**Stated exercise**
Below are the records; collect from them each line containing the string "icon".

━━━━━━━━

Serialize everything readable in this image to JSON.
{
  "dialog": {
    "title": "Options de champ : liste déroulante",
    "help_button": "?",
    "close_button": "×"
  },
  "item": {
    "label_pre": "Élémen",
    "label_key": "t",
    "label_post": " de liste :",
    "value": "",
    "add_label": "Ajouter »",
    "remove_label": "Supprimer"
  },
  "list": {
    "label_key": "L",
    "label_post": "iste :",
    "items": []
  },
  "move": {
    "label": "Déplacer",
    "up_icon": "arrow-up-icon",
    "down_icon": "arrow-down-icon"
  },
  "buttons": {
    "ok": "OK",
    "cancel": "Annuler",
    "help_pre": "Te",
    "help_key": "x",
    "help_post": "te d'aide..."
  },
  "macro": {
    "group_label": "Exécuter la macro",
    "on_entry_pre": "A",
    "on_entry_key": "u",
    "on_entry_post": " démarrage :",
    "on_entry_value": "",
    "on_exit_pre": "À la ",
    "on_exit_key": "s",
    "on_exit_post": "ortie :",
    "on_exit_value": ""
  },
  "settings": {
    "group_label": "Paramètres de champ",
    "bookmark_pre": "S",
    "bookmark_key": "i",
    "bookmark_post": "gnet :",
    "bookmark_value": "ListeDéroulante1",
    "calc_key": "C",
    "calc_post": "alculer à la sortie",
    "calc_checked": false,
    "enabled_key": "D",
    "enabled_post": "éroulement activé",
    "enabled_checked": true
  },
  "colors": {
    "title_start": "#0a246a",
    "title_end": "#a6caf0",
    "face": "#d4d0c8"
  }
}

━━━━━━━━

**Answer to this task**
    "up_icon": "arrow-up-icon",
    "down_icon": "arrow-down-icon"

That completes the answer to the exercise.